» **Prompt**: Copy the data exactly; pictures stay out of the copy.

[START Material for this task]

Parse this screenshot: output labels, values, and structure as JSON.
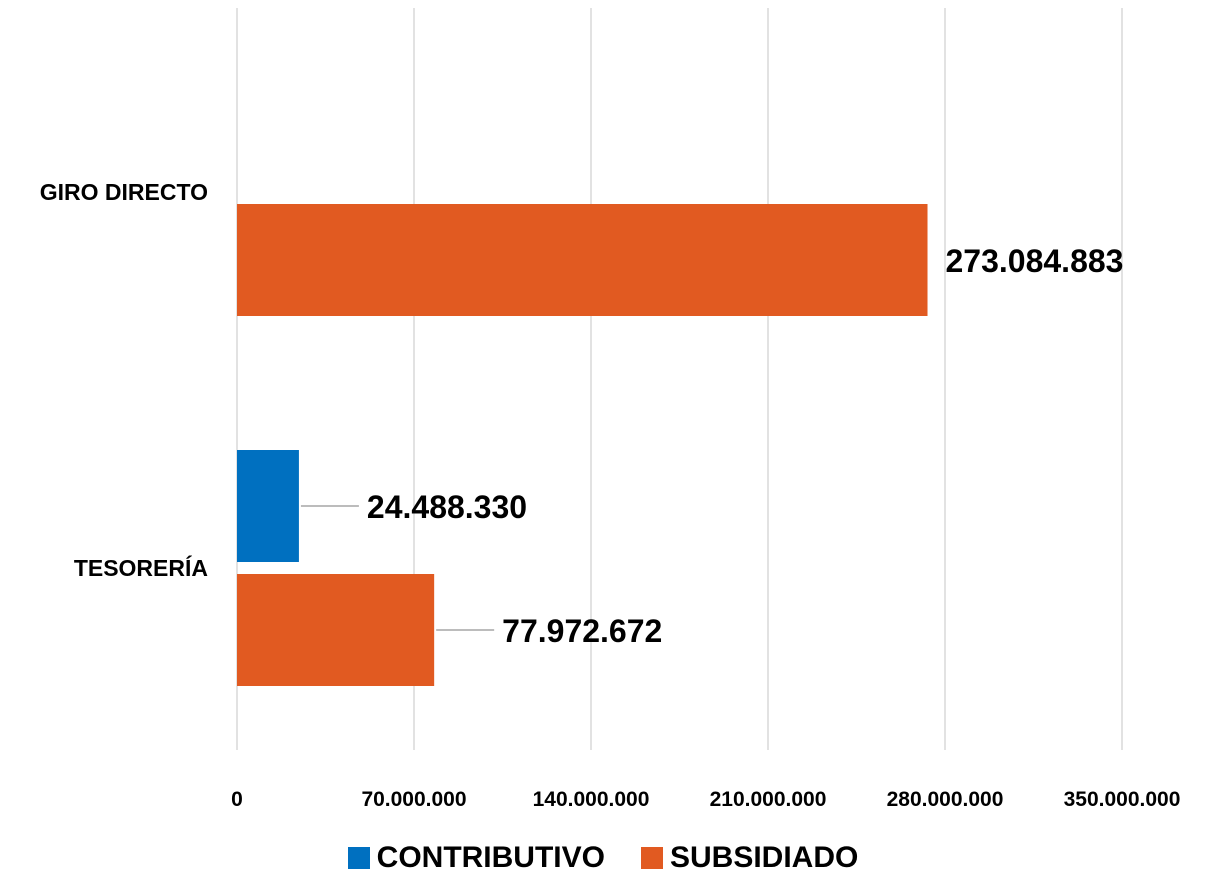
{
  "chart_data": {
    "type": "bar",
    "orientation": "horizontal",
    "categories": [
      "GIRO DIRECTO",
      "TESORERÍA"
    ],
    "series": [
      {
        "name": "CONTRIBUTIVO",
        "color": "#0070c0",
        "values": [
          null,
          24488330
        ],
        "labels": [
          "",
          "24.488.330"
        ]
      },
      {
        "name": "SUBSIDIADO",
        "color": "#e15a21",
        "values": [
          273084883,
          77972672
        ],
        "labels": [
          "273.084.883",
          "77.972.672"
        ]
      }
    ],
    "xlim": [
      0,
      350000000
    ],
    "xticks": [
      0,
      70000000,
      140000000,
      210000000,
      280000000,
      350000000
    ],
    "xtick_labels": [
      "0",
      "70.000.000",
      "140.000.000",
      "210.000.000",
      "280.000.000",
      "350.000.000"
    ],
    "grid": true,
    "legend_position": "bottom",
    "title": "",
    "xlabel": "",
    "ylabel": ""
  }
}
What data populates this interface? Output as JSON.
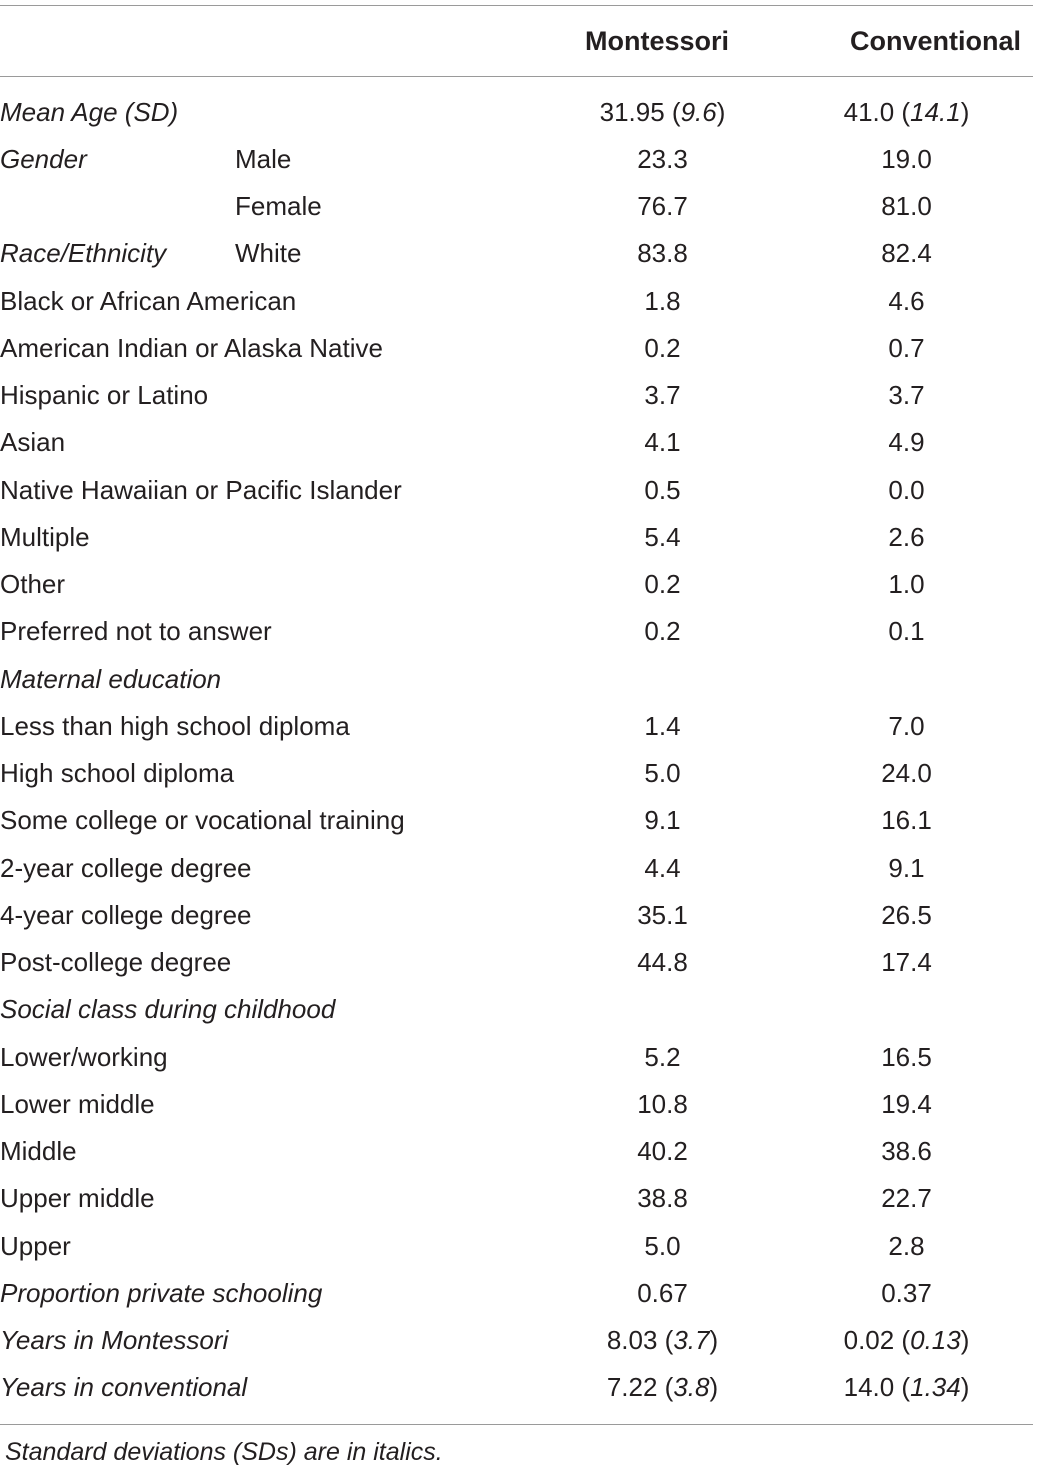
{
  "header": {
    "col1": "Montessori",
    "col2": "Conventional"
  },
  "rows": [
    {
      "label": "Mean Age (SD)",
      "sub": "",
      "m": "31.95 (",
      "m_sd": "9.6",
      "m_close": ")",
      "c": "41.0 (",
      "c_sd": "14.1",
      "c_close": ")"
    },
    {
      "label": "Gender",
      "sub": "Male",
      "m": "23.3",
      "c": "19.0"
    },
    {
      "label": "",
      "sub": "Female",
      "m": "76.7",
      "c": "81.0"
    },
    {
      "label": "Race/Ethnicity",
      "sub": "White",
      "m": "83.8",
      "c": "82.4"
    },
    {
      "item": "Black or African American",
      "m": "1.8",
      "c": "4.6"
    },
    {
      "item": "American Indian or Alaska Native",
      "m": "0.2",
      "c": "0.7"
    },
    {
      "item": "Hispanic or Latino",
      "m": "3.7",
      "c": "3.7"
    },
    {
      "item": "Asian",
      "m": "4.1",
      "c": "4.9"
    },
    {
      "item": "Native Hawaiian or Pacific Islander",
      "m": "0.5",
      "c": "0.0"
    },
    {
      "item": "Multiple",
      "m": "5.4",
      "c": "2.6"
    },
    {
      "item": "Other",
      "m": "0.2",
      "c": "1.0"
    },
    {
      "item": "Preferred not to answer",
      "m": "0.2",
      "c": "0.1"
    },
    {
      "section": "Maternal education"
    },
    {
      "item": "Less than high school diploma",
      "m": "1.4",
      "c": "7.0"
    },
    {
      "item": "High school diploma",
      "m": "5.0",
      "c": "24.0"
    },
    {
      "item": "Some college or vocational training",
      "m": "9.1",
      "c": "16.1"
    },
    {
      "item": "2-year college degree",
      "m": "4.4",
      "c": "9.1"
    },
    {
      "item": "4-year college degree",
      "m": "35.1",
      "c": "26.5"
    },
    {
      "item": "Post-college degree",
      "m": "44.8",
      "c": "17.4"
    },
    {
      "section": "Social class during childhood"
    },
    {
      "item": "Lower/working",
      "m": "5.2",
      "c": "16.5"
    },
    {
      "item": "Lower middle",
      "m": "10.8",
      "c": "19.4"
    },
    {
      "item": "Middle",
      "m": "40.2",
      "c": "38.6"
    },
    {
      "item": "Upper middle",
      "m": "38.8",
      "c": "22.7"
    },
    {
      "item": "Upper",
      "m": "5.0",
      "c": "2.8"
    },
    {
      "label": "Proportion private schooling",
      "m": "0.67",
      "c": "0.37"
    },
    {
      "label": "Years in Montessori",
      "m": "8.03 (",
      "m_sd": "3.7",
      "m_close": ")",
      "c": "0.02 (",
      "c_sd": "0.13",
      "c_close": ")"
    },
    {
      "label": "Years in conventional",
      "m": "7.22 (",
      "m_sd": "3.8",
      "m_close": ")",
      "c": "14.0 (",
      "c_sd": "1.34",
      "c_close": ")"
    }
  ],
  "footnote": "Standard deviations (SDs) are in italics."
}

[END Material for this task]

» **Solution to this task**:
Parse this screenshot: output labels, values, and structure as JSON.
{
  "chart_data": {
    "type": "bar",
    "orientation": "horizontal",
    "categories": [
      "GIRO DIRECTO",
      "TESORERÍA"
    ],
    "series": [
      {
        "name": "CONTRIBUTIVO",
        "color": "#0070c0",
        "values": [
          null,
          24488330
        ],
        "labels": [
          "",
          "24.488.330"
        ]
      },
      {
        "name": "SUBSIDIADO",
        "color": "#e15a21",
        "values": [
          273084883,
          77972672
        ],
        "labels": [
          "273.084.883",
          "77.972.672"
        ]
      }
    ],
    "xlim": [
      0,
      350000000
    ],
    "xticks": [
      0,
      70000000,
      140000000,
      210000000,
      280000000,
      350000000
    ],
    "xtick_labels": [
      "0",
      "70.000.000",
      "140.000.000",
      "210.000.000",
      "280.000.000",
      "350.000.000"
    ],
    "grid": true,
    "legend_position": "bottom",
    "title": "",
    "xlabel": "",
    "ylabel": ""
  }
}
What data populates this interface? Output as JSON.
{
  "header": {
    "col1": "Montessori",
    "col2": "Conventional"
  },
  "rows": [
    {
      "label": "Mean Age (SD)",
      "sub": "",
      "m": "31.95 (",
      "m_sd": "9.6",
      "m_close": ")",
      "c": "41.0 (",
      "c_sd": "14.1",
      "c_close": ")"
    },
    {
      "label": "Gender",
      "sub": "Male",
      "m": "23.3",
      "c": "19.0"
    },
    {
      "label": "",
      "sub": "Female",
      "m": "76.7",
      "c": "81.0"
    },
    {
      "label": "Race/Ethnicity",
      "sub": "White",
      "m": "83.8",
      "c": "82.4"
    },
    {
      "item": "Black or African American",
      "m": "1.8",
      "c": "4.6"
    },
    {
      "item": "American Indian or Alaska Native",
      "m": "0.2",
      "c": "0.7"
    },
    {
      "item": "Hispanic or Latino",
      "m": "3.7",
      "c": "3.7"
    },
    {
      "item": "Asian",
      "m": "4.1",
      "c": "4.9"
    },
    {
      "item": "Native Hawaiian or Pacific Islander",
      "m": "0.5",
      "c": "0.0"
    },
    {
      "item": "Multiple",
      "m": "5.4",
      "c": "2.6"
    },
    {
      "item": "Other",
      "m": "0.2",
      "c": "1.0"
    },
    {
      "item": "Preferred not to answer",
      "m": "0.2",
      "c": "0.1"
    },
    {
      "section": "Maternal education"
    },
    {
      "item": "Less than high school diploma",
      "m": "1.4",
      "c": "7.0"
    },
    {
      "item": "High school diploma",
      "m": "5.0",
      "c": "24.0"
    },
    {
      "item": "Some college or vocational training",
      "m": "9.1",
      "c": "16.1"
    },
    {
      "item": "2-year college degree",
      "m": "4.4",
      "c": "9.1"
    },
    {
      "item": "4-year college degree",
      "m": "35.1",
      "c": "26.5"
    },
    {
      "item": "Post-college degree",
      "m": "44.8",
      "c": "17.4"
    },
    {
      "section": "Social class during childhood"
    },
    {
      "item": "Lower/working",
      "m": "5.2",
      "c": "16.5"
    },
    {
      "item": "Lower middle",
      "m": "10.8",
      "c": "19.4"
    },
    {
      "item": "Middle",
      "m": "40.2",
      "c": "38.6"
    },
    {
      "item": "Upper middle",
      "m": "38.8",
      "c": "22.7"
    },
    {
      "item": "Upper",
      "m": "5.0",
      "c": "2.8"
    },
    {
      "label": "Proportion private schooling",
      "m": "0.67",
      "c": "0.37"
    },
    {
      "label": "Years in Montessori",
      "m": "8.03 (",
      "m_sd": "3.7",
      "m_close": ")",
      "c": "0.02 (",
      "c_sd": "0.13",
      "c_close": ")"
    },
    {
      "label": "Years in conventional",
      "m": "7.22 (",
      "m_sd": "3.8",
      "m_close": ")",
      "c": "14.0 (",
      "c_sd": "1.34",
      "c_close": ")"
    }
  ],
  "footnote": "Standard deviations (SDs) are in italics."
}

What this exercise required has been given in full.